»»
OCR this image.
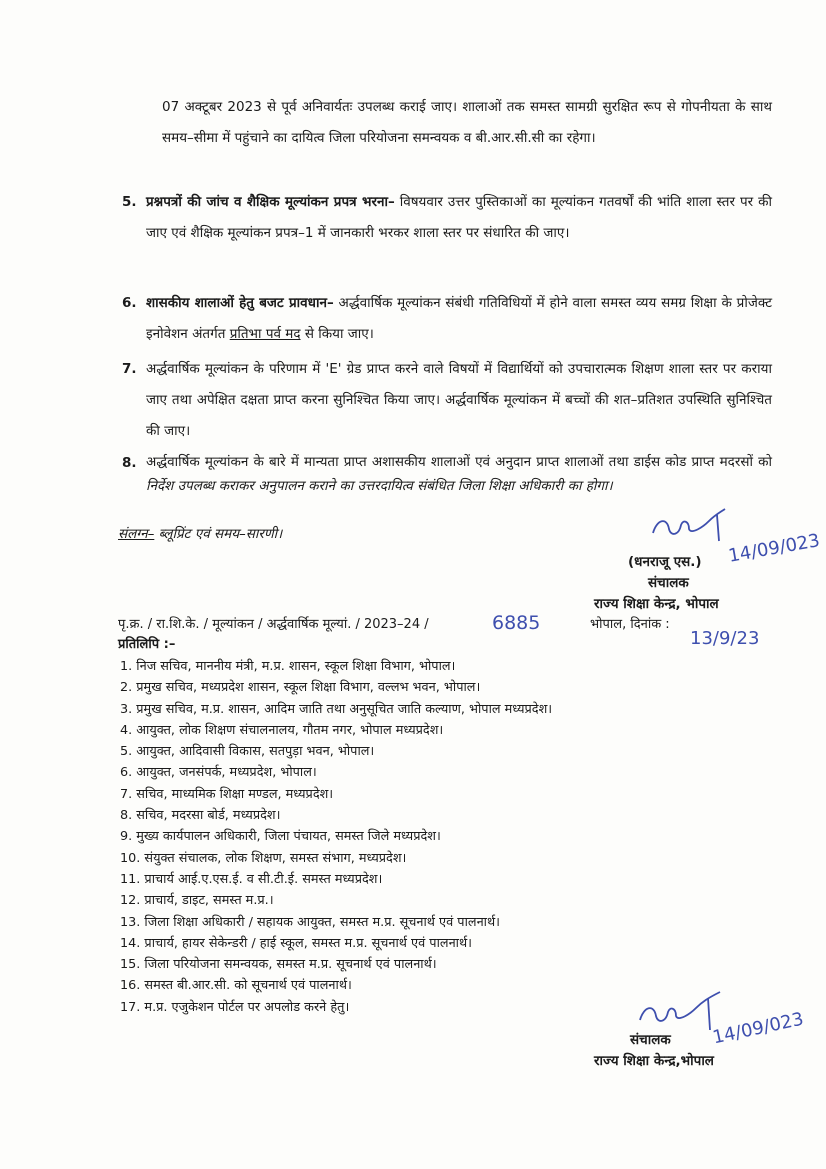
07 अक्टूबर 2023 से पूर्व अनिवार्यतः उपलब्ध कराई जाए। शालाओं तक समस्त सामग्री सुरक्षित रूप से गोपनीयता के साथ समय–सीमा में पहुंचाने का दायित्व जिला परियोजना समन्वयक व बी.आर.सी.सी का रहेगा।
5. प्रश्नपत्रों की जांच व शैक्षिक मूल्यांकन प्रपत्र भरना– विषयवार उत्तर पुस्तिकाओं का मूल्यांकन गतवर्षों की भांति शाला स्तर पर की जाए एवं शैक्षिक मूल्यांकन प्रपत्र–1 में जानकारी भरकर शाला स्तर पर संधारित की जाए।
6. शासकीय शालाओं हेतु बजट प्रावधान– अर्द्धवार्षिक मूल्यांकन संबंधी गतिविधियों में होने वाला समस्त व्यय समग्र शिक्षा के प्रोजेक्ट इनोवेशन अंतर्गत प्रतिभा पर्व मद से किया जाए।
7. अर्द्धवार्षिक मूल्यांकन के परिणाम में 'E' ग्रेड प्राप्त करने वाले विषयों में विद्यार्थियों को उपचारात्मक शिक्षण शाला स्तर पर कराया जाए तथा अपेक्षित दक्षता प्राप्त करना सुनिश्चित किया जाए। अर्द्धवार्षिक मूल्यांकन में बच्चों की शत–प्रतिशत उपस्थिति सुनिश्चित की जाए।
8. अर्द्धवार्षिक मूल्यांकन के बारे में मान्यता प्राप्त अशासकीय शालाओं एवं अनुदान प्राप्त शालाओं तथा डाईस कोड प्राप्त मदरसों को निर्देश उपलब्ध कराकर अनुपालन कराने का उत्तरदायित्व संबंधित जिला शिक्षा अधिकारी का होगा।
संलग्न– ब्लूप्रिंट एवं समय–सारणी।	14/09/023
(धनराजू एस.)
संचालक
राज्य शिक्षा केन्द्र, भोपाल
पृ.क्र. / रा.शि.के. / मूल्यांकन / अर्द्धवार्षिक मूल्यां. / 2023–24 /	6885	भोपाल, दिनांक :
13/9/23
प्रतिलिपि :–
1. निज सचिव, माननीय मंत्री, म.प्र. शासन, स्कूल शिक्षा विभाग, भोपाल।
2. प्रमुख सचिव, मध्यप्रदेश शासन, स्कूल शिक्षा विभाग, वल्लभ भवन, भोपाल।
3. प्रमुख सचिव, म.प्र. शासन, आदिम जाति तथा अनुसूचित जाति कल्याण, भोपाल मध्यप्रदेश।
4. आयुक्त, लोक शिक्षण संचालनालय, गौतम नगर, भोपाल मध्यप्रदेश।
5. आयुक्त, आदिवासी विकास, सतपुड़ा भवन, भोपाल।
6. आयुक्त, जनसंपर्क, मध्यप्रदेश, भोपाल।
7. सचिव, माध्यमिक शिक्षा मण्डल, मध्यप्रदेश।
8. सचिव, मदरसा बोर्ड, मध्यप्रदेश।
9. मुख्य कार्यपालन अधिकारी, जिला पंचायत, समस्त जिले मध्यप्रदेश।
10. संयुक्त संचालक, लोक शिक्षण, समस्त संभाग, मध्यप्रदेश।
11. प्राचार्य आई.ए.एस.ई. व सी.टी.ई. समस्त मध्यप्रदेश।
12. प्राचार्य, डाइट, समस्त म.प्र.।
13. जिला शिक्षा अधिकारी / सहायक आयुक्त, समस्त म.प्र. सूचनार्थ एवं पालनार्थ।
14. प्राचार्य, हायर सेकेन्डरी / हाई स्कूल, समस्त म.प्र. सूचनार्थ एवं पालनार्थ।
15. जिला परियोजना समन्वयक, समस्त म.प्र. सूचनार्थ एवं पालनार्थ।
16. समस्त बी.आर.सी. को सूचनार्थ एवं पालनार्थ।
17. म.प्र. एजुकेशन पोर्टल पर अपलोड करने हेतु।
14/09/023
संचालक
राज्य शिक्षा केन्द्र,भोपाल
««
»»
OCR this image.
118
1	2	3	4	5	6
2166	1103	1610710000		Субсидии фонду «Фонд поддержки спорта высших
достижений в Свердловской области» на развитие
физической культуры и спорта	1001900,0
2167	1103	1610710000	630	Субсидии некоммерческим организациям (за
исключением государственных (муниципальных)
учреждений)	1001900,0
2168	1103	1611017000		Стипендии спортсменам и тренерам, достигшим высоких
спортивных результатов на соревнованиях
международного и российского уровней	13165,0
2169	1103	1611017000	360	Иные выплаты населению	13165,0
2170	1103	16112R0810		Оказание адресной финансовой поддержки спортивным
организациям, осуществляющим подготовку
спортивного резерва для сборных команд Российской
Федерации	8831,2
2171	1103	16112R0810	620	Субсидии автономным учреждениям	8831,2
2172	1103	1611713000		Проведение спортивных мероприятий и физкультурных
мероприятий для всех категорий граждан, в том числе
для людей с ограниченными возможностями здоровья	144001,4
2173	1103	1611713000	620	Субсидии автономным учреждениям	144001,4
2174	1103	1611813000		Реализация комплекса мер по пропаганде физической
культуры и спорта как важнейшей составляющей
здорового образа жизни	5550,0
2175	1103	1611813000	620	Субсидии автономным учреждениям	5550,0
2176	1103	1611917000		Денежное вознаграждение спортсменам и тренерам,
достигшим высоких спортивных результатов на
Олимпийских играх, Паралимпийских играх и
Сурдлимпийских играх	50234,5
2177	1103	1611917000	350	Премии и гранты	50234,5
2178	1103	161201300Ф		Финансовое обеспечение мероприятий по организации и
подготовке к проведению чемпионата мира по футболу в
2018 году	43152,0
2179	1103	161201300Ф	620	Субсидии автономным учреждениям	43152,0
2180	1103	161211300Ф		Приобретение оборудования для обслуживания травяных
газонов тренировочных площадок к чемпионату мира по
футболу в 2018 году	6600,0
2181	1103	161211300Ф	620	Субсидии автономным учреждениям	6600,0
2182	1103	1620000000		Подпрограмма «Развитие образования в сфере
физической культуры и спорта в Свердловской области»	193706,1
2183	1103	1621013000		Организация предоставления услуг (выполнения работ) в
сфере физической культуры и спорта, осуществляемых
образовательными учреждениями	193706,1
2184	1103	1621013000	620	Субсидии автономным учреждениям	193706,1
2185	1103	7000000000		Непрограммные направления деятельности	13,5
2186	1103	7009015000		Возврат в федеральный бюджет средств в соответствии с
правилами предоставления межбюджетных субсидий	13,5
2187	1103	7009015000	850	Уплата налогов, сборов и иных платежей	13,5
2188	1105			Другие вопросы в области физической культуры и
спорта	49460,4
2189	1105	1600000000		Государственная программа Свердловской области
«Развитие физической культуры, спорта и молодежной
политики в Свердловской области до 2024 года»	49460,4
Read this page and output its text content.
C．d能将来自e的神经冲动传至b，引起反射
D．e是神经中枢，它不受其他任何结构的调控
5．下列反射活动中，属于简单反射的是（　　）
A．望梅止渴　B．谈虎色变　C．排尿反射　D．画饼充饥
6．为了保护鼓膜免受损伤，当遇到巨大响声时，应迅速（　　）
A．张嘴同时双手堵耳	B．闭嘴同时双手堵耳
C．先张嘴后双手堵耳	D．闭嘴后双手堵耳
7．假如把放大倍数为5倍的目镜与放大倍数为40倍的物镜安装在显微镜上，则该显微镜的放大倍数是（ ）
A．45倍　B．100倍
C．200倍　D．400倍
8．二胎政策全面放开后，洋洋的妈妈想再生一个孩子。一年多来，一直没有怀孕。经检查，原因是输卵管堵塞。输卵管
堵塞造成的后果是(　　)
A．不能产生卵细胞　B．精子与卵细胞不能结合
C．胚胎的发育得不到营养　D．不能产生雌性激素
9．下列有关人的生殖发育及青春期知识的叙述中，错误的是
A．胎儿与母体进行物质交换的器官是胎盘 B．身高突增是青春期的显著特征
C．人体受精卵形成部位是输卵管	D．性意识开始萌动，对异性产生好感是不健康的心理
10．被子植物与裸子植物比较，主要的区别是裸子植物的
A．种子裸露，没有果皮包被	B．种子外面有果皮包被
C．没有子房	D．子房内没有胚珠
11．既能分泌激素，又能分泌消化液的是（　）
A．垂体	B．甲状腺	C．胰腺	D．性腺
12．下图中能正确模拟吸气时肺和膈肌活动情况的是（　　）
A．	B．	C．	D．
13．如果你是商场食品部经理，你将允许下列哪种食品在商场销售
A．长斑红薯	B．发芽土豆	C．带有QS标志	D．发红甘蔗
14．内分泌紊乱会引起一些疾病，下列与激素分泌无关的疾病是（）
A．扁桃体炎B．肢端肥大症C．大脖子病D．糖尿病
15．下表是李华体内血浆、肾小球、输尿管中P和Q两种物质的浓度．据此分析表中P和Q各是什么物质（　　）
««
Exercise prompt.
Pick out the lines above containing the word "спорта", then copy them.

Task answer.
2166	1103	1610710000		Субсидии фонду «Фонд поддержки спорта высших
физической культуры и спорта	1001900,0
культуры и спорта как важнейшей составляющей
физической культуры и спорта в Свердловской области»	193706,1
сфере физической культуры и спорта, осуществляемых
спорта	49460,4
«Развитие физической культуры, спорта и молодежной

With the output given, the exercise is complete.